*Written problem*: Transcribe each record exactly. Include every one.
***** Task data
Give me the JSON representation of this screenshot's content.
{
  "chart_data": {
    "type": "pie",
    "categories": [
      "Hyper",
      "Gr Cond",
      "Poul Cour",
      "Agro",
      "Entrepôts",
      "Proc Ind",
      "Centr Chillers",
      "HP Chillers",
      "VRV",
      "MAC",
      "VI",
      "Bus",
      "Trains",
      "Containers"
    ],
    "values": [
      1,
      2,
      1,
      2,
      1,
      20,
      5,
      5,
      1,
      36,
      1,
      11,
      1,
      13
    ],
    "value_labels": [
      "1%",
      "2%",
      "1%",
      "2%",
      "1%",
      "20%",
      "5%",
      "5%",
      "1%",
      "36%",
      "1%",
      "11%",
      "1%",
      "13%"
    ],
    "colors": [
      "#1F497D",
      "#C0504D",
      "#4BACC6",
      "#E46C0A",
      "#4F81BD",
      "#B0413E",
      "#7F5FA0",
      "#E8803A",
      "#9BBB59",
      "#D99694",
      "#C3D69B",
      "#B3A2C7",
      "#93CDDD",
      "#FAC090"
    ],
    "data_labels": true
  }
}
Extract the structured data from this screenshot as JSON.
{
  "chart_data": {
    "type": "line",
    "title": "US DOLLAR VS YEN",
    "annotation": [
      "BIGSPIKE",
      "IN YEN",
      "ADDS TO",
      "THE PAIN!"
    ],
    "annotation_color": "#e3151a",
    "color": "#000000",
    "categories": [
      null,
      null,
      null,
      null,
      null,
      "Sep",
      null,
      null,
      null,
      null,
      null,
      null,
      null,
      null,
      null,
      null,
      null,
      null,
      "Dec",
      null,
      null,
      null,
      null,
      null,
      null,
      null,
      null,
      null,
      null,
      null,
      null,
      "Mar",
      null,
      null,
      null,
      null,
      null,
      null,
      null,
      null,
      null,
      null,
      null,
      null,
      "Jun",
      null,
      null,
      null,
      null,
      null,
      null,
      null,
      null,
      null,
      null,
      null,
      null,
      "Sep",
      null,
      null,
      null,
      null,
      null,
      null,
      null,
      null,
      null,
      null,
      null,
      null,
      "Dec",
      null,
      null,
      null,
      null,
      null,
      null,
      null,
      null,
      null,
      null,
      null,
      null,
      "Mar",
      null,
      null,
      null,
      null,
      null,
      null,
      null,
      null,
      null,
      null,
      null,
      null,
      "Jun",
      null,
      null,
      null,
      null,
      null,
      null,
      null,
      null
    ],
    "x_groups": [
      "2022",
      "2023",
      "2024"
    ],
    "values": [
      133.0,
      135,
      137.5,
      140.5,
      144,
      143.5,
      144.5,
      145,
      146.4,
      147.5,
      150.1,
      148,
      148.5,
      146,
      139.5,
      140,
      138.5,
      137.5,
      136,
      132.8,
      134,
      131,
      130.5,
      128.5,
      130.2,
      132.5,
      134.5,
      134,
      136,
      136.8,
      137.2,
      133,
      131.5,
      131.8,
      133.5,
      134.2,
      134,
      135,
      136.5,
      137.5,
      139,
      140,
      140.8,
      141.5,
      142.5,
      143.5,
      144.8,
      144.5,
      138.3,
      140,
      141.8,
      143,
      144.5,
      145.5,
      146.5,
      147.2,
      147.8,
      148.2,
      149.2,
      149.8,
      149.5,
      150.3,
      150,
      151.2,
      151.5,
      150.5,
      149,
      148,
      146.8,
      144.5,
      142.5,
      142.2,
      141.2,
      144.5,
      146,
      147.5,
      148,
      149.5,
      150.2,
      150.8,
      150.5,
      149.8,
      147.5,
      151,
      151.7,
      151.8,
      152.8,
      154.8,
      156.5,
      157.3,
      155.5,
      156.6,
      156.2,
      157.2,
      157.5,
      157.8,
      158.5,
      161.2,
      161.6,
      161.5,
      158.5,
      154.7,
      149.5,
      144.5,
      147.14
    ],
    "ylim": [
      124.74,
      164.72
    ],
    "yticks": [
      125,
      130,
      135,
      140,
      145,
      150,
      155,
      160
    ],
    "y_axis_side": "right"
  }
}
**********
*Exercise output*:
Give me the JSON representation of this screenshot's content.
{
  "chart_data": {
    "type": "pie",
    "categories": [
      "Hyper",
      "Gr Cond",
      "Poul Cour",
      "Agro",
      "Entrepôts",
      "Proc Ind",
      "Centr Chillers",
      "HP Chillers",
      "VRV",
      "MAC",
      "VI",
      "Bus",
      "Trains",
      "Containers"
    ],
    "values": [
      1,
      2,
      1,
      2,
      1,
      20,
      5,
      5,
      1,
      36,
      1,
      11,
      1,
      13
    ],
    "value_labels": [
      "1%",
      "2%",
      "1%",
      "2%",
      "1%",
      "20%",
      "5%",
      "5%",
      "1%",
      "36%",
      "1%",
      "11%",
      "1%",
      "13%"
    ],
    "colors": [
      "#1F497D",
      "#C0504D",
      "#4BACC6",
      "#E46C0A",
      "#4F81BD",
      "#B0413E",
      "#7F5FA0",
      "#E8803A",
      "#9BBB59",
      "#D99694",
      "#C3D69B",
      "#B3A2C7",
      "#93CDDD",
      "#FAC090"
    ],
    "data_labels": true
  }
}
Extract the structured data from this screenshot as JSON.
{
  "chart_data": {
    "type": "line",
    "title": "US DOLLAR VS YEN",
    "annotation": [
      "BIGSPIKE",
      "IN YEN",
      "ADDS TO",
      "THE PAIN!"
    ],
    "annotation_color": "#e3151a",
    "color": "#000000",
    "categories": [
      null,
      null,
      null,
      null,
      null,
      "Sep",
      null,
      null,
      null,
      null,
      null,
      null,
      null,
      null,
      null,
      null,
      null,
      null,
      "Dec",
      null,
      null,
      null,
      null,
      null,
      null,
      null,
      null,
      null,
      null,
      null,
      null,
      "Mar",
      null,
      null,
      null,
      null,
      null,
      null,
      null,
      null,
      null,
      null,
      null,
      null,
      "Jun",
      null,
      null,
      null,
      null,
      null,
      null,
      null,
      null,
      null,
      null,
      null,
      null,
      "Sep",
      null,
      null,
      null,
      null,
      null,
      null,
      null,
      null,
      null,
      null,
      null,
      null,
      "Dec",
      null,
      null,
      null,
      null,
      null,
      null,
      null,
      null,
      null,
      null,
      null,
      null,
      "Mar",
      null,
      null,
      null,
      null,
      null,
      null,
      null,
      null,
      null,
      null,
      null,
      null,
      "Jun",
      null,
      null,
      null,
      null,
      null,
      null,
      null,
      null
    ],
    "x_groups": [
      "2022",
      "2023",
      "2024"
    ],
    "values": [
      133.0,
      135,
      137.5,
      140.5,
      144,
      143.5,
      144.5,
      145,
      146.4,
      147.5,
      150.1,
      148,
      148.5,
      146,
      139.5,
      140,
      138.5,
      137.5,
      136,
      132.8,
      134,
      131,
      130.5,
      128.5,
      130.2,
      132.5,
      134.5,
      134,
      136,
      136.8,
      137.2,
      133,
      131.5,
      131.8,
      133.5,
      134.2,
      134,
      135,
      136.5,
      137.5,
      139,
      140,
      140.8,
      141.5,
      142.5,
      143.5,
      144.8,
      144.5,
      138.3,
      140,
      141.8,
      143,
      144.5,
      145.5,
      146.5,
      147.2,
      147.8,
      148.2,
      149.2,
      149.8,
      149.5,
      150.3,
      150,
      151.2,
      151.5,
      150.5,
      149,
      148,
      146.8,
      144.5,
      142.5,
      142.2,
      141.2,
      144.5,
      146,
      147.5,
      148,
      149.5,
      150.2,
      150.8,
      150.5,
      149.8,
      147.5,
      151,
      151.7,
      151.8,
      152.8,
      154.8,
      156.5,
      157.3,
      155.5,
      156.6,
      156.2,
      157.2,
      157.5,
      157.8,
      158.5,
      161.2,
      161.6,
      161.5,
      158.5,
      154.7,
      149.5,
      144.5,
      147.14
    ],
    "ylim": [
      124.74,
      164.72
    ],
    "yticks": [
      125,
      130,
      135,
      140,
      145,
      150,
      155,
      160
    ],
    "y_axis_side": "right"
  }
}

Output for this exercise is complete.